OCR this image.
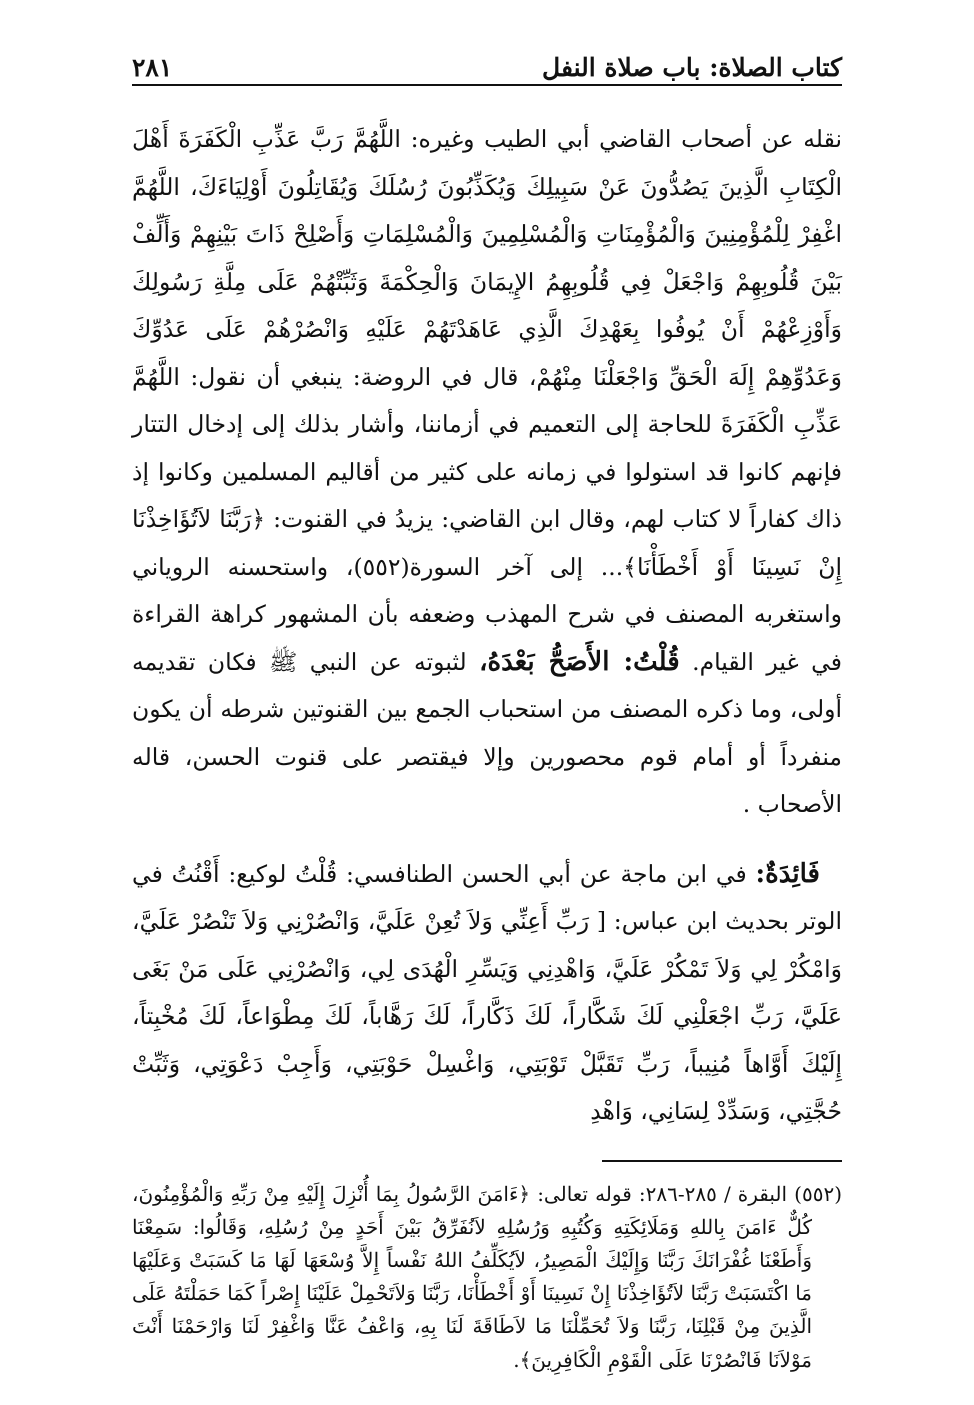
كتاب الصلاة: باب صلاة النفل
٢٨١

نقله عن أصحاب القاضي أبي الطيب وغيره: اللَّهُمَّ رَبَّ عَذِّبِ الْكَفَرَةَ أَهْلَ الْكِتَابِ الَّذِينَ يَصُدُّونَ عَنْ سَبِيلِكَ وَيُكَذِّبُونَ رُسُلَكَ وَيُقَاتِلُونَ أَوْلِيَاءَكَ، اللَّهُمَّ اغْفِرْ لِلْمُؤْمِنِينَ وَالْمُؤْمِنَاتِ وَالْمُسْلِمِينَ وَالْمُسْلِمَاتِ وَأَصْلِحْ ذَاتَ بَيْنِهِمْ وَأَلِّفْ بَيْنَ قُلُوبِهِمْ وَاجْعَلْ فِي قُلُوبِهِمُ الإِيمَانَ وَالْحِكْمَةَ وَثَبِّتْهُمْ عَلَى مِلَّةِ رَسُولِكَ وَأَوْزِعْهُمْ أَنْ يُوفُوا بِعَهْدِكَ الَّذِي عَاهَدْتَهُمْ عَلَيْهِ وَانْصُرْهُمْ عَلَى عَدُوِّكَ وَعَدُوِّهِمْ إِلَهَ الْحَقِّ وَاجْعَلْنَا مِنْهُمْ، قال في الروضة: ينبغي أن نقول: اللَّهُمَّ عَذِّبِ الْكَفَرَةَ للحاجة إلى التعميم في أزماننا، وأشار بذلك إلى إدخال التتار فإنهم كانوا قد استولوا في زمانه على كثير من أقاليم المسلمين وكانوا إذ ذاك كفاراً لا كتاب لهم، وقال ابن القاضي: يزيدُ في القنوت: ﴿رَبَّنَا لاَتُؤَاخِذْنَا إِنْ نَسِينَا أَوْ أَخْطَأْنَا﴾... إلى آخر السورة(٥٥٢)، واستحسنه الروياني واستغربه المصنف في شرح المهذب وضعفه بأن المشهور كراهة القراءة في غير القيام. قُلْتُ: الأَصَحُّ بَعْدَهُ، لثبوته عن النبي ﷺ فكان تقديمه أولى، وما ذكره المصنف من استحباب الجمع بين القنوتين شرطه أن يكون منفرداً أو أمام قوم محصورين وإلا فيقتصر على قنوت الحسن، قاله الأصحاب .

فَائِدَةٌ: في ابن ماجة عن أبي الحسن الطنافسي: قُلْتُ لوكيع: أَقْنُتُ في الوتر بحديث ابن عباس: [ رَبِّ أَعِنِّي وَلاَ تُعِنْ عَلَيَّ، وَانْصُرْنِي وَلاَ تَنْصُرْ عَلَيَّ، وَامْكُرْ لِي وَلاَ تَمْكُرْ عَلَيَّ، وَاهْدِنِي وَيَسِّرِ الْهُدَى لِي، وَانْصُرْنِي عَلَى مَنْ بَغَى عَلَيَّ، رَبِّ اجْعَلْنِي لَكَ شَكَّاراً، لَكَ ذَكَّاراً، لَكَ رَهَّاباً، لَكَ مِطْوَاعاً، لَكَ مُخْبِتاً، إِلَيْكَ أَوَّاهاً مُنِيباً، رَبِّ تَقَبَّلْ تَوْبَتِي، وَاغْسِلْ حَوْبَتِي، وَأَجِبْ دَعْوَتِي، وَثَبِّتْ حُجَّتِي، وَسَدِّدْ لِسَانِي، وَاهْدِ

(٥٥٢) البقرة / ٢٨٥-٢٨٦: قوله تعالى: ﴿ءَامَنَ الرَّسُولُ بِمَا أُنْزِلَ إِلَيْهِ مِنْ رَبِّهِ وَالْمُؤْمِنُونَ، كُلٌّ ءَامَنَ بِاللهِ وَمَلَائِكَتِهِ وَكُتُبِهِ وَرُسُلِهِ لاَنُفَرِّقُ بَيْنَ أَحَدٍ مِنْ رُسُلِهِ، وَقَالُوا: سَمِعْنَا وَأَطَعْنَا غُفْرَانَكَ رَبَّنَا وَإِلَيْكَ الْمَصِيرُ، لاَيُكَلِّفُ اللهُ نَفْساً إِلاَّ وُسْعَهَا لَهَا مَا كَسَبَتْ وَعَلَيْهَا مَا اكْتَسَبَتْ رَبَّنَا لاَتُؤَاخِذْنَا إِنْ نَسِينَا أَوْ أَخْطَأْنَا، رَبَّنَا وَلاَتَحْمِلْ عَلَيْنَا إِصْراً كَمَا حَمَلْتَهُ عَلَى الَّذِينَ مِنْ قَبْلِنَا، رَبَّنَا وَلاَ تُحَمِّلْنَا مَا لاَطَاقَةَ لَنَا بِهِ، وَاعْفُ عَنَّا وَاغْفِرْ لَنَا وَارْحَمْنَا أَنْتَ مَوْلاَنَا فَانْصُرْنَا عَلَى الْقَوْمِ الْكَافِرِينَ﴾.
·····
Objective:
Transcribe the whole listing exactly. Pictures are excluded.

Complete response:
OCR this image.
كتاب الصلاة: باب صلاة النفل
٢٨١

نقله عن أصحاب القاضي أبي الطيب وغيره: اللَّهُمَّ رَبَّ عَذِّبِ الْكَفَرَةَ أَهْلَ الْكِتَابِ الَّذِينَ يَصُدُّونَ عَنْ سَبِيلِكَ وَيُكَذِّبُونَ رُسُلَكَ وَيُقَاتِلُونَ أَوْلِيَاءَكَ، اللَّهُمَّ اغْفِرْ لِلْمُؤْمِنِينَ وَالْمُؤْمِنَاتِ وَالْمُسْلِمِينَ وَالْمُسْلِمَاتِ وَأَصْلِحْ ذَاتَ بَيْنِهِمْ وَأَلِّفْ بَيْنَ قُلُوبِهِمْ وَاجْعَلْ فِي قُلُوبِهِمُ الإِيمَانَ وَالْحِكْمَةَ وَثَبِّتْهُمْ عَلَى مِلَّةِ رَسُولِكَ وَأَوْزِعْهُمْ أَنْ يُوفُوا بِعَهْدِكَ الَّذِي عَاهَدْتَهُمْ عَلَيْهِ وَانْصُرْهُمْ عَلَى عَدُوِّكَ وَعَدُوِّهِمْ إِلَهَ الْحَقِّ وَاجْعَلْنَا مِنْهُمْ، قال في الروضة: ينبغي أن نقول: اللَّهُمَّ عَذِّبِ الْكَفَرَةَ للحاجة إلى التعميم في أزماننا، وأشار بذلك إلى إدخال التتار فإنهم كانوا قد استولوا في زمانه على كثير من أقاليم المسلمين وكانوا إذ ذاك كفاراً لا كتاب لهم، وقال ابن القاضي: يزيدُ في القنوت: ﴿رَبَّنَا لاَتُؤَاخِذْنَا إِنْ نَسِينَا أَوْ أَخْطَأْنَا﴾... إلى آخر السورة(٥٥٢)، واستحسنه الروياني واستغربه المصنف في شرح المهذب وضعفه بأن المشهور كراهة القراءة في غير القيام. قُلْتُ: الأَصَحُّ بَعْدَهُ، لثبوته عن النبي ﷺ فكان تقديمه أولى، وما ذكره المصنف من استحباب الجمع بين القنوتين شرطه أن يكون منفرداً أو أمام قوم محصورين وإلا فيقتصر على قنوت الحسن، قاله الأصحاب .

فَائِدَةٌ: في ابن ماجة عن أبي الحسن الطنافسي: قُلْتُ لوكيع: أَقْنُتُ في الوتر بحديث ابن عباس: [ رَبِّ أَعِنِّي وَلاَ تُعِنْ عَلَيَّ، وَانْصُرْنِي وَلاَ تَنْصُرْ عَلَيَّ، وَامْكُرْ لِي وَلاَ تَمْكُرْ عَلَيَّ، وَاهْدِنِي وَيَسِّرِ الْهُدَى لِي، وَانْصُرْنِي عَلَى مَنْ بَغَى عَلَيَّ، رَبِّ اجْعَلْنِي لَكَ شَكَّاراً، لَكَ ذَكَّاراً، لَكَ رَهَّاباً، لَكَ مِطْوَاعاً، لَكَ مُخْبِتاً، إِلَيْكَ أَوَّاهاً مُنِيباً، رَبِّ تَقَبَّلْ تَوْبَتِي، وَاغْسِلْ حَوْبَتِي، وَأَجِبْ دَعْوَتِي، وَثَبِّتْ حُجَّتِي، وَسَدِّدْ لِسَانِي، وَاهْدِ

(٥٥٢) البقرة / ٢٨٥-٢٨٦: قوله تعالى: ﴿ءَامَنَ الرَّسُولُ بِمَا أُنْزِلَ إِلَيْهِ مِنْ رَبِّهِ وَالْمُؤْمِنُونَ، كُلٌّ ءَامَنَ بِاللهِ وَمَلَائِكَتِهِ وَكُتُبِهِ وَرُسُلِهِ لاَنُفَرِّقُ بَيْنَ أَحَدٍ مِنْ رُسُلِهِ، وَقَالُوا: سَمِعْنَا وَأَطَعْنَا غُفْرَانَكَ رَبَّنَا وَإِلَيْكَ الْمَصِيرُ، لاَيُكَلِّفُ اللهُ نَفْساً إِلاَّ وُسْعَهَا لَهَا مَا كَسَبَتْ وَعَلَيْهَا مَا اكْتَسَبَتْ رَبَّنَا لاَتُؤَاخِذْنَا إِنْ نَسِينَا أَوْ أَخْطَأْنَا، رَبَّنَا وَلاَتَحْمِلْ عَلَيْنَا إِصْراً كَمَا حَمَلْتَهُ عَلَى الَّذِينَ مِنْ قَبْلِنَا، رَبَّنَا وَلاَ تُحَمِّلْنَا مَا لاَطَاقَةَ لَنَا بِهِ، وَاعْفُ عَنَّا وَاغْفِرْ لَنَا وَارْحَمْنَا أَنْتَ مَوْلاَنَا فَانْصُرْنَا عَلَى الْقَوْمِ الْكَافِرِينَ﴾.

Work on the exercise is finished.